- **THE TASK**
Read through the records below and copy each line that uses the word "政府采购服务预算".

- **DATA PROVIDED**
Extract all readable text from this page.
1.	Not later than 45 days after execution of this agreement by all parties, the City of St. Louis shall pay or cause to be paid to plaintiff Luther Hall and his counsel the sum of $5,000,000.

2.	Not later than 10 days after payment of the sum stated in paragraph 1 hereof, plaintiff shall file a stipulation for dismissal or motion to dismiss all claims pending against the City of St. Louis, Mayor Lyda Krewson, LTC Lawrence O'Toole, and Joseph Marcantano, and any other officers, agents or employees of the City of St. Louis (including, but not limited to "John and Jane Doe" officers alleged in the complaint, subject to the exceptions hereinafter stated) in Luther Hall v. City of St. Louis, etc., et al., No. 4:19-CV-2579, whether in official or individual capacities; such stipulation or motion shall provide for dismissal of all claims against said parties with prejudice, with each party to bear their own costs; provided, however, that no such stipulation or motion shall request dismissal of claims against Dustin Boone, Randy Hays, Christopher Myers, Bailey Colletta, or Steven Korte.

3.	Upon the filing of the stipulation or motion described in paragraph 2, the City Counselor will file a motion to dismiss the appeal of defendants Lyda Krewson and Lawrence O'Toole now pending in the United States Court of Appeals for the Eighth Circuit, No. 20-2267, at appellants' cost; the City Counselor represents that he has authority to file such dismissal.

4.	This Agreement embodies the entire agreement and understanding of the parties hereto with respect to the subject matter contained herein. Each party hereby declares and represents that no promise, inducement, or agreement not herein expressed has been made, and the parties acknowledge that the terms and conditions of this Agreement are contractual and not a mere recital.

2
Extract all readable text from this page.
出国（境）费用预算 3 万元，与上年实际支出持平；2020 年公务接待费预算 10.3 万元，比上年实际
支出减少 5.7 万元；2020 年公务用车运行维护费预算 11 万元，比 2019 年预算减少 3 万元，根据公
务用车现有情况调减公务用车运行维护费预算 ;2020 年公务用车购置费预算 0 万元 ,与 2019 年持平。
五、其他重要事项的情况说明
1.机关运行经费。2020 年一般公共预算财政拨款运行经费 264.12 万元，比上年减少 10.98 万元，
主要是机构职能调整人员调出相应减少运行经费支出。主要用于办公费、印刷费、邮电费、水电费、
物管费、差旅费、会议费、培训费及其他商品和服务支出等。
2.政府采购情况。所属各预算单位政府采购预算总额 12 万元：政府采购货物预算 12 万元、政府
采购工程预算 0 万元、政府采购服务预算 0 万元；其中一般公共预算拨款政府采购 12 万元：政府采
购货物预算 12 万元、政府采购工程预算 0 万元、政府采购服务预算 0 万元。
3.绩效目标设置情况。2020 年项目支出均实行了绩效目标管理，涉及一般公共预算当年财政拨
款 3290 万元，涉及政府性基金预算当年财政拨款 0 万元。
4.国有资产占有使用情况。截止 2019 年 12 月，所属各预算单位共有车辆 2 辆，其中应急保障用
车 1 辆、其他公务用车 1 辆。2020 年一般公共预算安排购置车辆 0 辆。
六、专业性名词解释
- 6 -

- **WORKED ANSWER**
采购工程预算 0 万元、政府采购服务预算 0 万元；其中一般公共预算拨款政府采购 12 万元：政府采
购货物预算 12 万元、政府采购工程预算 0 万元、政府采购服务预算 0 万元。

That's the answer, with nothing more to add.